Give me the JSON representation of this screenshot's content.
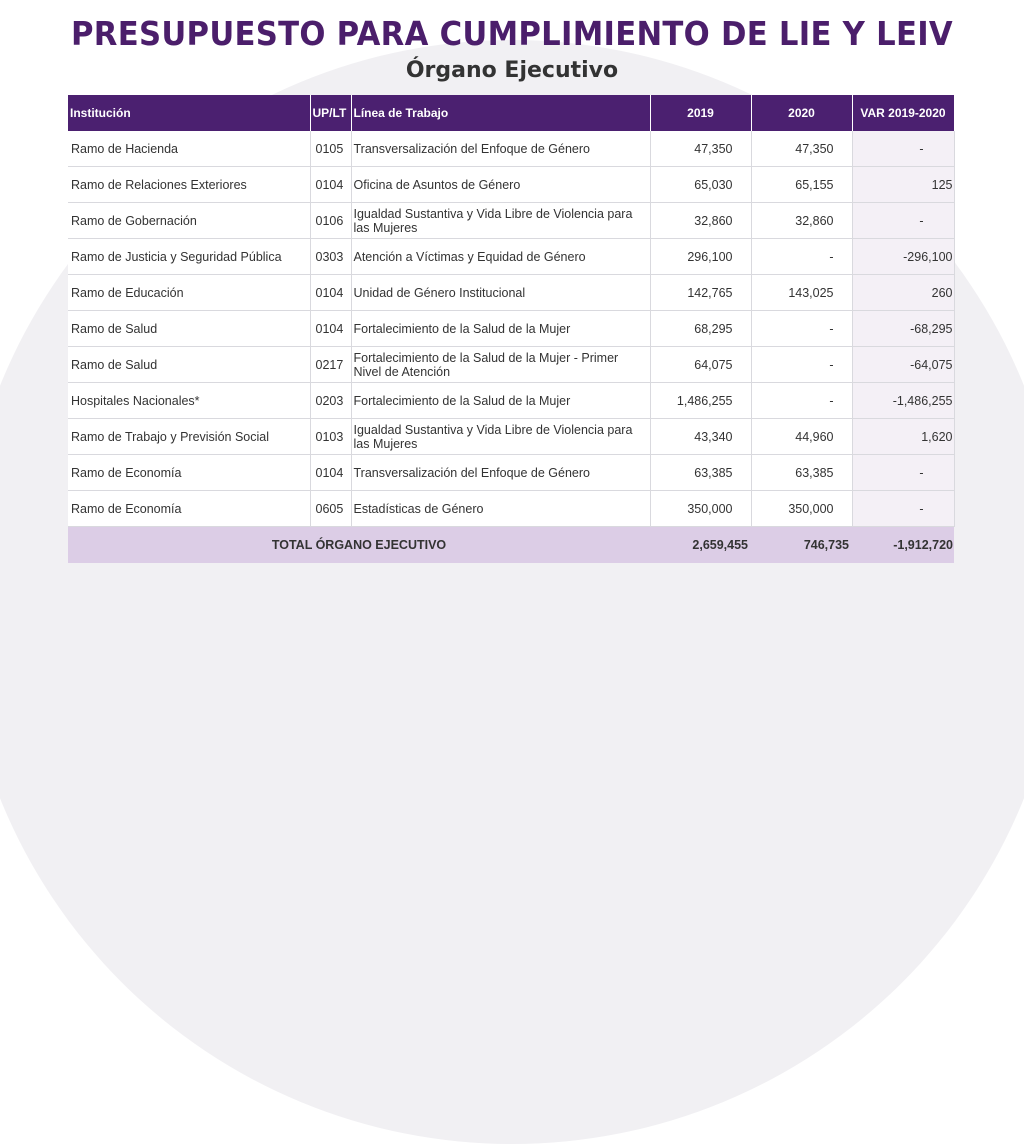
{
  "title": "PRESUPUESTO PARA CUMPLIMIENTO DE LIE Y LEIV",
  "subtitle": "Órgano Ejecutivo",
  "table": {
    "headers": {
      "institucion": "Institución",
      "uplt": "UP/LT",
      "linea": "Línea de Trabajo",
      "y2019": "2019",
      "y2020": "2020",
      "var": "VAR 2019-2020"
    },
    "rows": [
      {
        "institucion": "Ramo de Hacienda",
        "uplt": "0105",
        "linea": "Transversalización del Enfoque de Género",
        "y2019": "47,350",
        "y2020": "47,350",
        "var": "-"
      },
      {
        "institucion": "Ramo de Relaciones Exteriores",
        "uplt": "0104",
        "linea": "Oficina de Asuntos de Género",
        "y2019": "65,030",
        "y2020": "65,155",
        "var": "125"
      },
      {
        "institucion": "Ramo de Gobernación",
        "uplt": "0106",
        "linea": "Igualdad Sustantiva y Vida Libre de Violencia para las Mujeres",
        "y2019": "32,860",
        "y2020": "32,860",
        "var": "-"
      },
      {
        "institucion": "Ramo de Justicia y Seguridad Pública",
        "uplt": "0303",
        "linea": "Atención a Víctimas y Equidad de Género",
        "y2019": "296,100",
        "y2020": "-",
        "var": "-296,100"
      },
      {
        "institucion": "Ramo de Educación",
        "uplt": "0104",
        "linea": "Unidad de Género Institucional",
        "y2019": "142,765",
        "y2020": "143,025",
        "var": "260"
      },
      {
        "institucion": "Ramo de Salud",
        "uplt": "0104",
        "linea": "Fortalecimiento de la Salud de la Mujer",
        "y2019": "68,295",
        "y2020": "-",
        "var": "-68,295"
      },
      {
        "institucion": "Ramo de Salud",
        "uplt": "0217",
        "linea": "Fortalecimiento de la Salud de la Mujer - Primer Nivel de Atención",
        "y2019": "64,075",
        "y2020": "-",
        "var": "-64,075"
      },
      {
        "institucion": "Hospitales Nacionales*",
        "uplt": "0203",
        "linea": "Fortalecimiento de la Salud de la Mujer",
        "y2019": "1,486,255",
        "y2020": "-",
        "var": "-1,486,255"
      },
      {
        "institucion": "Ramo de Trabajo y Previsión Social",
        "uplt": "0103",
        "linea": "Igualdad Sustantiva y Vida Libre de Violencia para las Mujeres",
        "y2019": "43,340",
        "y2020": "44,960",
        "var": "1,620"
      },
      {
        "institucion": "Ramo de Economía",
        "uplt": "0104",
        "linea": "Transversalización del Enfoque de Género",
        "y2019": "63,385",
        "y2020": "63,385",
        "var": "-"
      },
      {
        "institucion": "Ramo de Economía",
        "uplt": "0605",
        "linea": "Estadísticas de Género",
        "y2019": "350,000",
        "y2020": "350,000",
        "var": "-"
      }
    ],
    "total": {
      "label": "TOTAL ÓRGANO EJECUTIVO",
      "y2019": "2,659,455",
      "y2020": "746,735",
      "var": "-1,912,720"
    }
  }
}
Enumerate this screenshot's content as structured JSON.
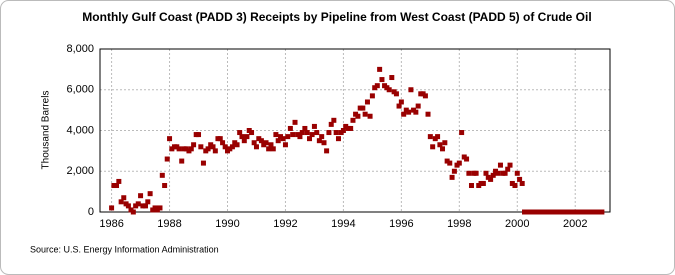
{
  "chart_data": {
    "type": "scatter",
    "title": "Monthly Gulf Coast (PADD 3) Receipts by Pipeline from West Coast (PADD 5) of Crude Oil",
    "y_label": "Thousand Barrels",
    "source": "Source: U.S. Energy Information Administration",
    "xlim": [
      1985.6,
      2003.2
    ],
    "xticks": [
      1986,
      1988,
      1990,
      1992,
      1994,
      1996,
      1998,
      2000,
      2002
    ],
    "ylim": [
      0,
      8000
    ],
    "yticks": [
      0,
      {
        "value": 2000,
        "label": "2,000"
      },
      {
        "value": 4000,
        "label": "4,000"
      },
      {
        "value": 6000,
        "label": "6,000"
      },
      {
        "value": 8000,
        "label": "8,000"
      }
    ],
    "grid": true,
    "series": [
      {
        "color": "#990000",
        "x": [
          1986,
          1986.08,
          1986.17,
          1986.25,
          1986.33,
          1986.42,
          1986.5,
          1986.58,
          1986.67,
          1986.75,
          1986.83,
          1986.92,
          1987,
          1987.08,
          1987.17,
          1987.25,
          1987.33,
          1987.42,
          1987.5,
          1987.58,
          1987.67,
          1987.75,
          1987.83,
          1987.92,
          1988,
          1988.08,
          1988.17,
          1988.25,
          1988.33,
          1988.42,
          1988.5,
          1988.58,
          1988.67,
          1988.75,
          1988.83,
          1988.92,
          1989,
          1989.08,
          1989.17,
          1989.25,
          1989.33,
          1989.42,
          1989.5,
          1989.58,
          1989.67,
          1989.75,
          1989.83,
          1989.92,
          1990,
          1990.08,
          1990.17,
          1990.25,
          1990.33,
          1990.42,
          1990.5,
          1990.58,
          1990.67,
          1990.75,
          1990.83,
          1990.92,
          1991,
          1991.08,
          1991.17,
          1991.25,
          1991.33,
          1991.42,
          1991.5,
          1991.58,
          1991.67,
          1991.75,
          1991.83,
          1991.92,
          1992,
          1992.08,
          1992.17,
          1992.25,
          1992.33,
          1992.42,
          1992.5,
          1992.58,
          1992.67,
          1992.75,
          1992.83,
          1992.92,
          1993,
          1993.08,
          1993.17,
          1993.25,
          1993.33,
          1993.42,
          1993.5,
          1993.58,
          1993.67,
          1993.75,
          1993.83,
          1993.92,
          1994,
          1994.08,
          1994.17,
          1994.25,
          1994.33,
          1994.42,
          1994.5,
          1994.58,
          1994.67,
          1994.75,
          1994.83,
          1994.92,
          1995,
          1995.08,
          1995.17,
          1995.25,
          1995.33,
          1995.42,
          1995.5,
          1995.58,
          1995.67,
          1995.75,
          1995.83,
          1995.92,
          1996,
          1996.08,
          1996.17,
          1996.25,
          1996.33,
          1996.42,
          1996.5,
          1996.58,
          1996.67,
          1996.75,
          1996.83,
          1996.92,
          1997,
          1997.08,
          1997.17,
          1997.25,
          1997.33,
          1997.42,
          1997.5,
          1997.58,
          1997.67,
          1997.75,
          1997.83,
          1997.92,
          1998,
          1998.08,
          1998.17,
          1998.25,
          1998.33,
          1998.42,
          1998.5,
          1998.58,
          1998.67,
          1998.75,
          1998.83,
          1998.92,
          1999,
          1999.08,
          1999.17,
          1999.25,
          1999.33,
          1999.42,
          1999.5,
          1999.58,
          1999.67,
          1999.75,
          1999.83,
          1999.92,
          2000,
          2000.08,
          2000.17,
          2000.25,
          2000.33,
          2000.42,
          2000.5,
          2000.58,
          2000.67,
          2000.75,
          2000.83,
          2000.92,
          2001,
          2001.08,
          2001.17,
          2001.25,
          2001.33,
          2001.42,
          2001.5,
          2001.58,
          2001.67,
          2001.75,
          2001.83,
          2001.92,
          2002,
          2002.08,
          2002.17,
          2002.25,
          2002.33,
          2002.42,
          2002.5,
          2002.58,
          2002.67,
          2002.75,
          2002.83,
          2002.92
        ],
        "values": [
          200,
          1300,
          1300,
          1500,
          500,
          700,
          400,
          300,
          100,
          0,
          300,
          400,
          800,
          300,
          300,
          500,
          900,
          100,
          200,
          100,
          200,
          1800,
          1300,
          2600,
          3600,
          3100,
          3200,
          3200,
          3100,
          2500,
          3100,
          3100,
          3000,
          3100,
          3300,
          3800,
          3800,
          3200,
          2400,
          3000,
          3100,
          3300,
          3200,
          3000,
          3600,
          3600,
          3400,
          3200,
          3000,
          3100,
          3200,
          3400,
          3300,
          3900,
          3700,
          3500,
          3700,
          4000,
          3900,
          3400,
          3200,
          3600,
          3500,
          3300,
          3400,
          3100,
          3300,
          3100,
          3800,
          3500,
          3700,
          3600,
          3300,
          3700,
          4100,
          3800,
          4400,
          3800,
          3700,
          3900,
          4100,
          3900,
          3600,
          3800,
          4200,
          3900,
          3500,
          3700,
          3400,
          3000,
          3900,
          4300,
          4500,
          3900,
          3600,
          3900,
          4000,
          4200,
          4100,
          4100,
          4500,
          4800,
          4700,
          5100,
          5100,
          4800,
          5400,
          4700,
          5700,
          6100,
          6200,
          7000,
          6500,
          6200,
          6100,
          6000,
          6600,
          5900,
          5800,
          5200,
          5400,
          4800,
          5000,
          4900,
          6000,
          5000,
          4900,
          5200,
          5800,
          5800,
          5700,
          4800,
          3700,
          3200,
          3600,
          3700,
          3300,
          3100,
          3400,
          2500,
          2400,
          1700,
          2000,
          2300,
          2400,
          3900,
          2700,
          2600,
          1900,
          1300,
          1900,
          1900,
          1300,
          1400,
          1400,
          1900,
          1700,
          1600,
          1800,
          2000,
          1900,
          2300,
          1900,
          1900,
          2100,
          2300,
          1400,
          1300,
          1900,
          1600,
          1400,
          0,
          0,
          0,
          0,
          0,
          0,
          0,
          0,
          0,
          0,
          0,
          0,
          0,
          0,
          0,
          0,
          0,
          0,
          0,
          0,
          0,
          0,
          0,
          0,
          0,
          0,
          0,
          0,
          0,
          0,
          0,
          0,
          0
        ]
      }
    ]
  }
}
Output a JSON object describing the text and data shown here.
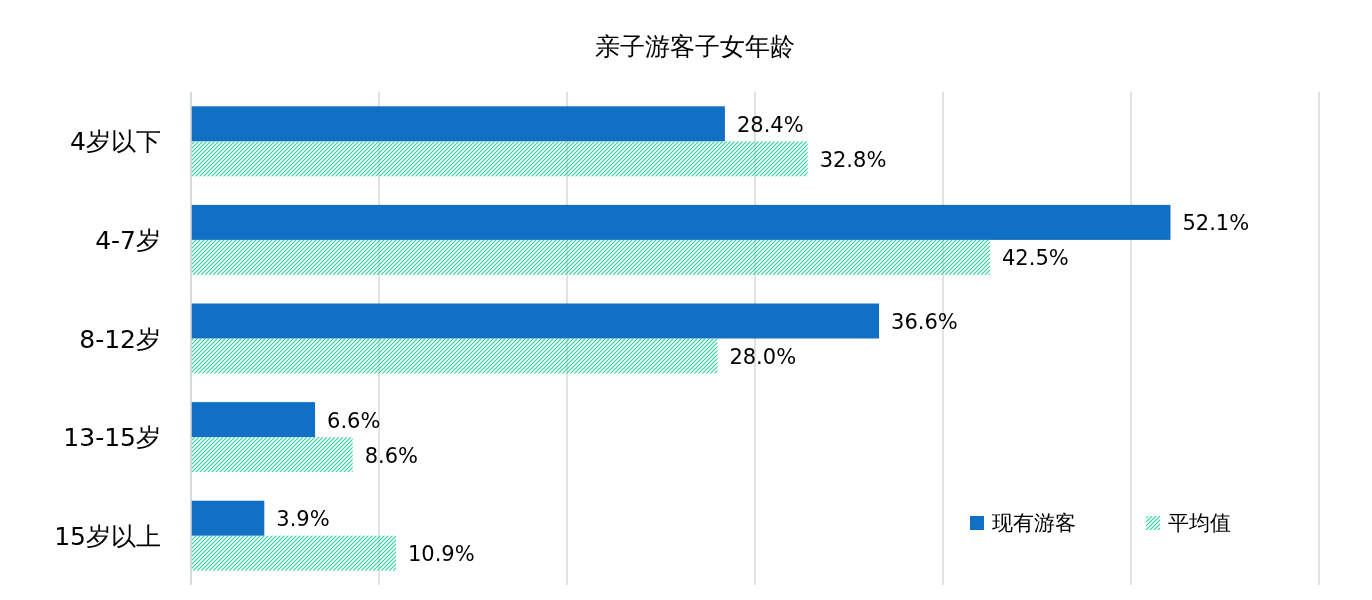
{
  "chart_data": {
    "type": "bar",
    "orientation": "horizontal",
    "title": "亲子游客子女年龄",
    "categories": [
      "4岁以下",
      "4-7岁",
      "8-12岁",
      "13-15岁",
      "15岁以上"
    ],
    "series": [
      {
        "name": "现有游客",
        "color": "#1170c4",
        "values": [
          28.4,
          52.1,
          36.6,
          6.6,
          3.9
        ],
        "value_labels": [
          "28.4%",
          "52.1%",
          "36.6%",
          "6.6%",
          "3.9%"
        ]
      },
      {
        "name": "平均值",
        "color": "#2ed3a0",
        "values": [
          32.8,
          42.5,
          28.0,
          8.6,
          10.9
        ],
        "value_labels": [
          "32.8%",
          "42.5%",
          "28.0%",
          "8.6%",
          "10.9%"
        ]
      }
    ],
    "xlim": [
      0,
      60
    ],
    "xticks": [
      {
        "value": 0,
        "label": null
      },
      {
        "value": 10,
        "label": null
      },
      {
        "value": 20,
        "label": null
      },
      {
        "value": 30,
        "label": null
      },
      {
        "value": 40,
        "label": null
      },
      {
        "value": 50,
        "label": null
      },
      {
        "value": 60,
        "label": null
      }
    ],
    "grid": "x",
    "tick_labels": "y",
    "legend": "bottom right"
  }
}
....
List each line of the entries that holds the string "Atención".

Task answer:
        "linea": "Atención a Víctimas y Equidad de Género",
        "linea": "Fortalecimiento de la Salud de la Mujer - Primer Nivel de Atención",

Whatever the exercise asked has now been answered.